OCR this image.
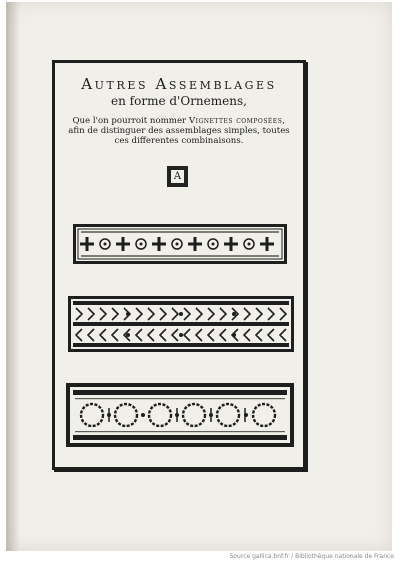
Autres Assemblages
en forme d'Ornemens,
Que l'on pourroit nommer Vignettes composées, afin de distinguer des assemblages simples, toutes ces differentes combinaisons.
A
Source gallica.bnf.fr / Bibliothèque nationale de France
+-------+
Short task :: Repeat every record above exactly, but leave out any pictures.

Reply to the task ::
OCR this image.
Autres Assemblages
en forme d'Ornemens,
Que l'on pourroit nommer Vignettes composées, afin de distinguer des assemblages simples, toutes ces differentes combinaisons.
A
Source gallica.bnf.fr / Bibliothèque nationale de France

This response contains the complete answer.